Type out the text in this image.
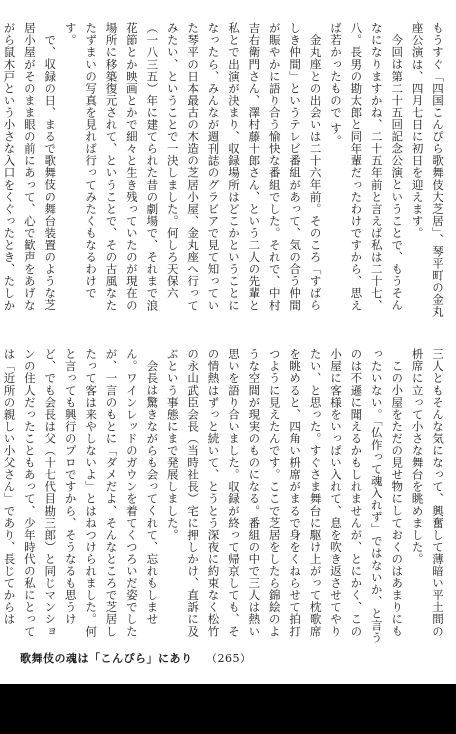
もうすぐ「四国こんぴら歌舞伎大芝居」、琴平町の金丸座公演は、四月七日に初日を迎えます。

今回は第二十五回記念公演ということで、もうそんなになりますかね、二十五年前と言えば私は二十七、八。長男の勘太郎と同年輩だったわけですから、思えば若かったもので す。

金丸座との出会いは二十六年前。そのころ「すばらしき仲間」というテレビ番組があって、気の合う仲間が賑やかに語り合う愉快な番組でした。それで、中村吉右衛門さん、澤村藤十郎さん、という二人の先輩と私とで出演が決まり、収録場所はどこかということになったら、みんなが週刊誌のグラビアで見て知っていた琴平の日本最古の木造の芝居小屋、金丸座へ行ってみたい、ということで一決しました。何しろ天保六（一八三五）年に建てられた昔の劇場で、それまで浪花節とか映画とかで細々と生き残っていたのが現在の場所に移築復元されて、ということで、その古風なたたずまいの写真を見れば行ってみたくもなるわけです。

で、収録の日、まるで歌舞伎の舞台装置のような芝居小屋がそのまま眼の前にあって、心で歓声をあげながら鼠木戸という小さな入口をくぐったとき、たしか

三人ともそんな気になって、興奮して薄暗い平土間の枡席に立って小さな舞台を眺めました。

この小屋をただの見せ物にしておくのはあまりにもったいない。「仏作って魂入れず」ではないか、と言うのは不遜に聞えるかもしれませんが、とにかく、この小屋に客様をいっぱい入れて、息を吹き返させてやりたい、と思った。すぐさま舞台に駆け上がって枕歌席を眺めると、四角い枡席がまるで身をくねらせて拍打つように見えたんです。ここで芝居をしたら錦絵のような空間が現実のものになる。番組の中で三人は熱い思いを語り合いました。収録が終って帰京しても、その情熱はずっと続いて、とうとう深夜に約束なく松竹の永山武臣会長（当時社長）宅に押しかけ、直訴に及ぶという事態にまで発展しました。

会長は驚きながらも会ってくれて、忘れもしません。ワインレッドのガウンを着てくつろいだ姿でしたが、一言のもとに「ダメだよ、そんなところで芝居したって客は来やしないよ」とはねつけられました。何と言っても興行のプロですから、そうなるも思うけど、でも会長は父（十七代目勘三郎）と同じマンションの住人だったこともあって、少年時代の私にとっては「近所の親しい小父さん」であり、長じてからは

歌舞伎の魂は「こんぴら」にあり （265）
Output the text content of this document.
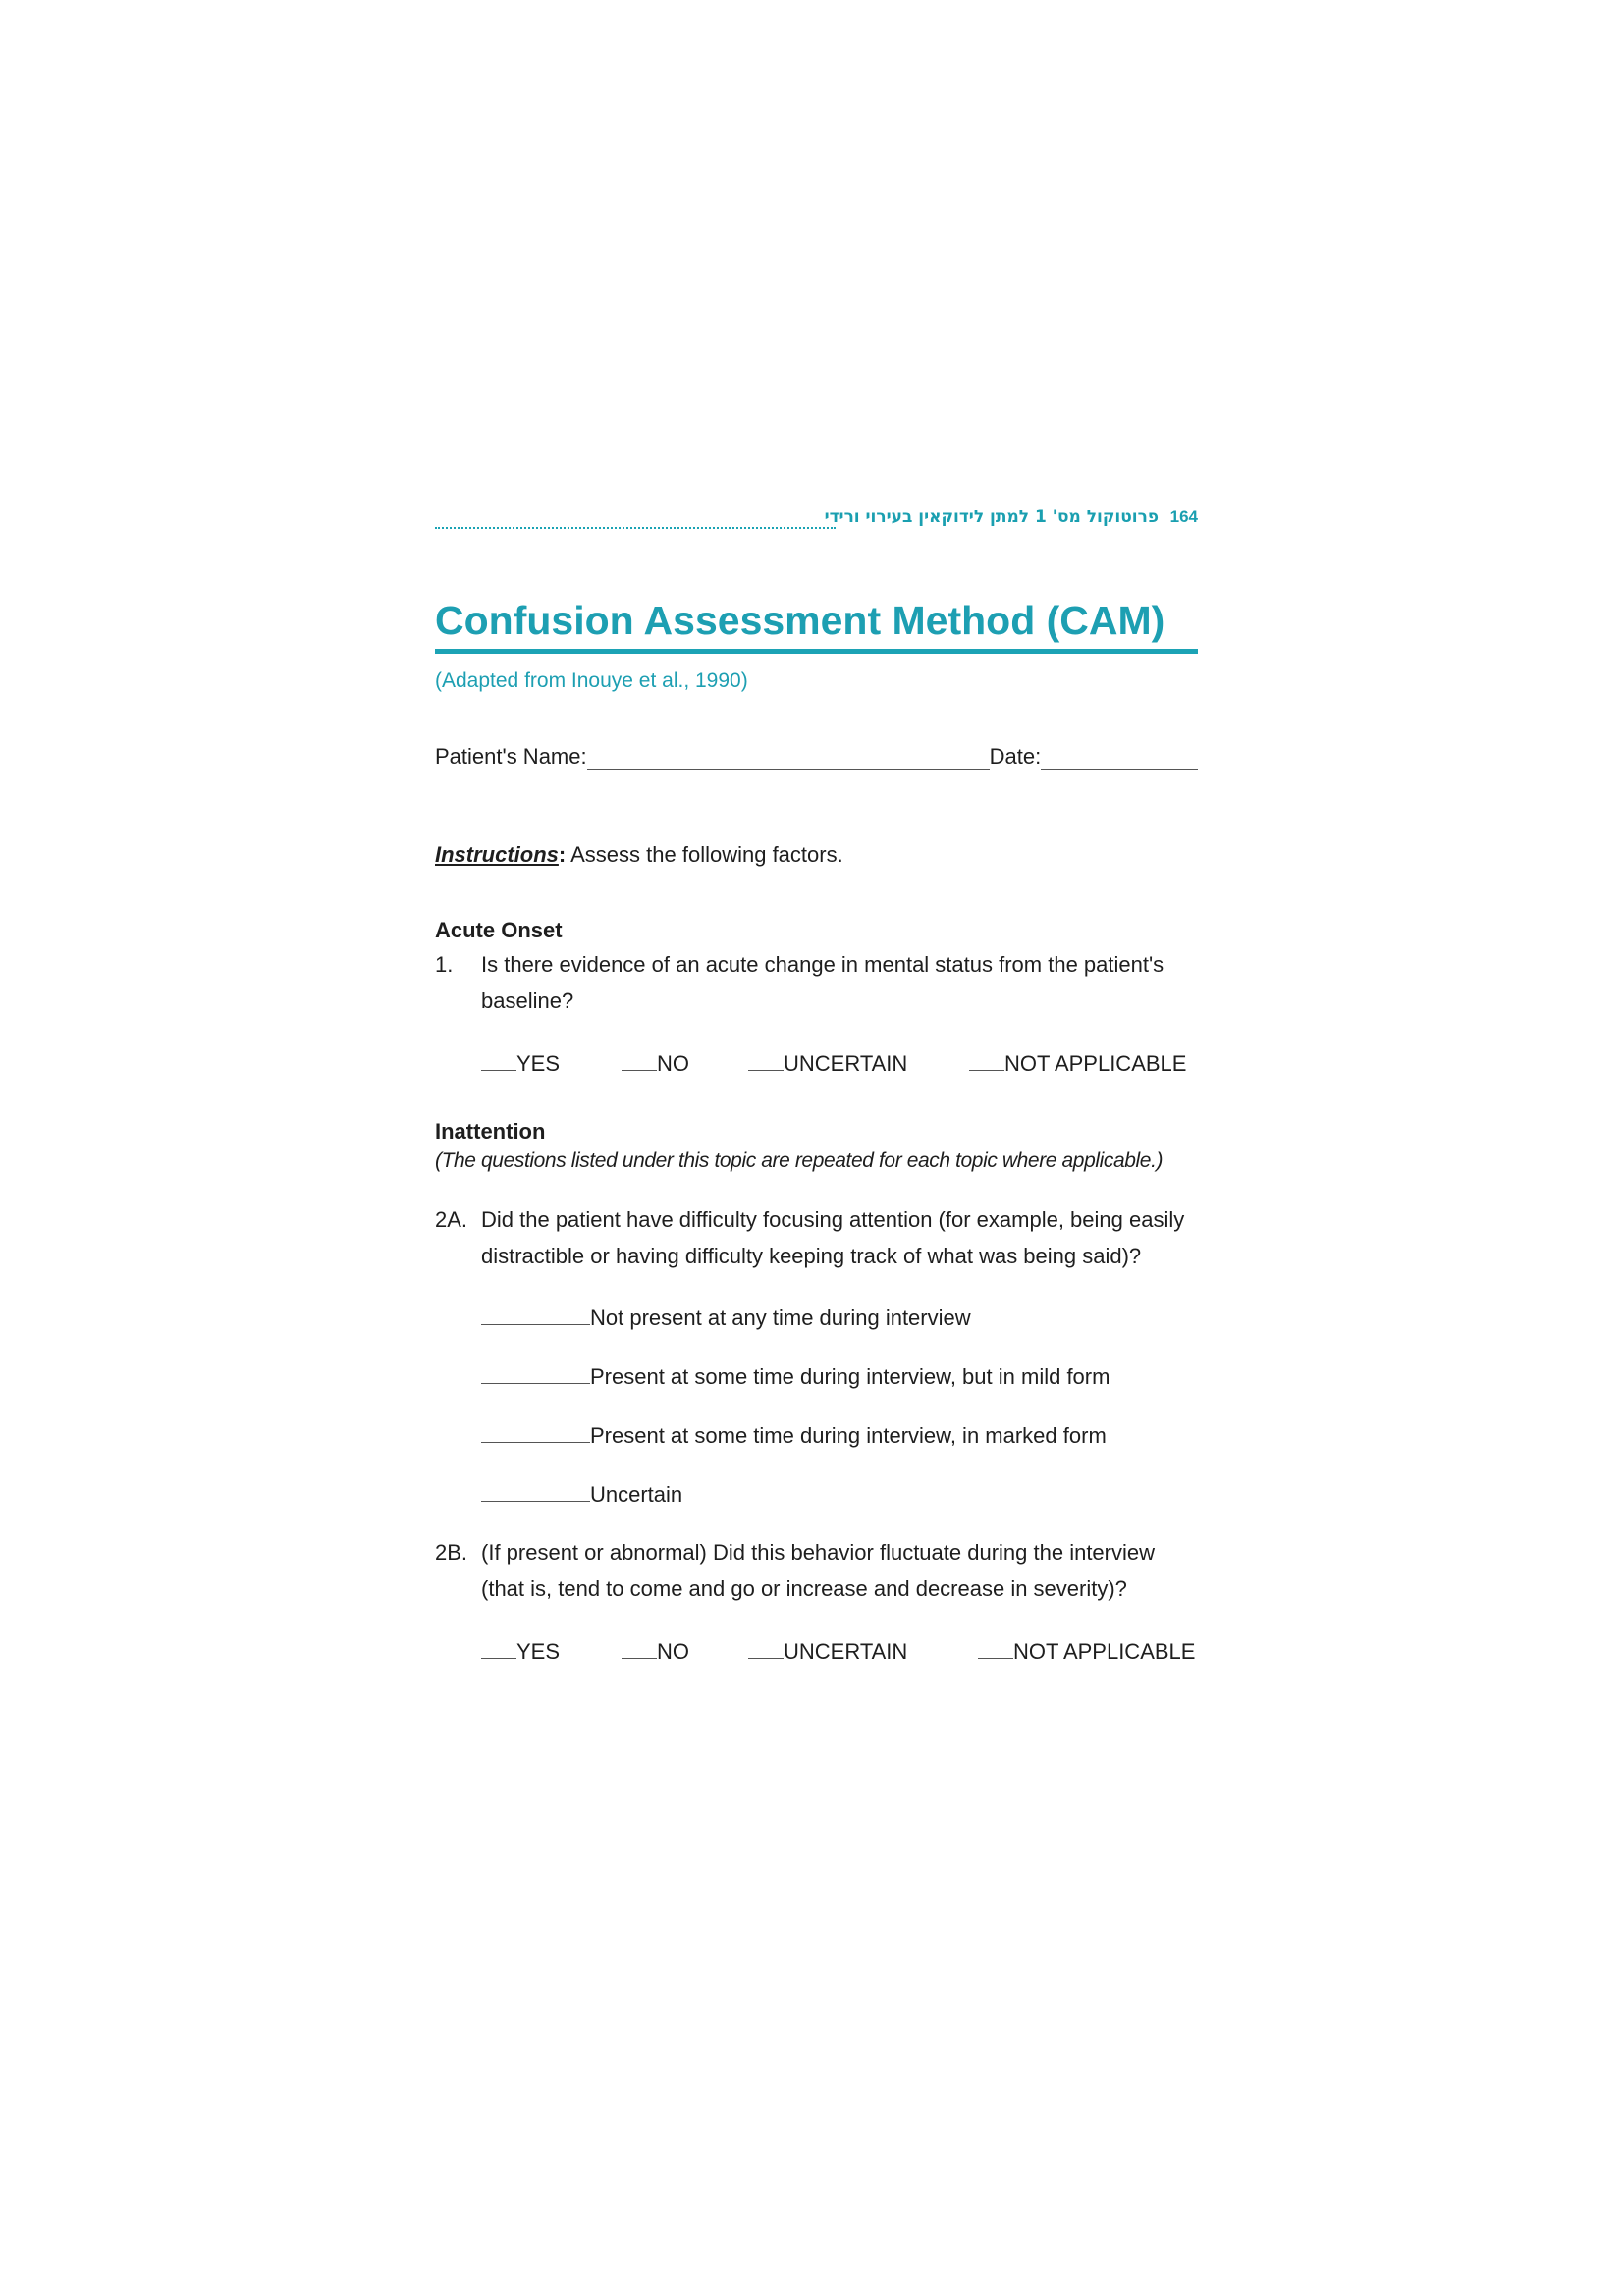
פרוטוקול מס' 1 למתן לידוקאין בעירוי ורידי 164
Confusion Assessment Method (CAM)
(Adapted from Inouye et al., 1990)
Patient's Name:	Date:
Instructions: Assess the following factors.
Acute Onset
1. Is there evidence of an acute change in mental status from the patient's baseline?
YES	NO	UNCERTAIN	NOT APPLICABLE
Inattention
(The questions listed under this topic are repeated for each topic where applicable.)
2A. Did the patient have difficulty focusing attention (for example, being easily distractible or having difficulty keeping track of what was being said)?
Not present at any time during interview
Present at some time during interview, but in mild form
Present at some time during interview, in marked form
Uncertain
2B. (If present or abnormal) Did this behavior fluctuate during the interview (that is, tend to come and go or increase and decrease in severity)?
YES	NO	UNCERTAIN	NOT APPLICABLE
····················
◆ **Objective**: Scan the material line by line and report each one that contains "this".

◆ **Correct result**:
Type out the text in this image.
Output the text content of this document.
(The questions listed under this topic are repeated for each topic where applicable.)
2B. (If present or abnormal) Did this behavior fluctuate during the interview (that is, tend to come and go or increase and decrease in severity)?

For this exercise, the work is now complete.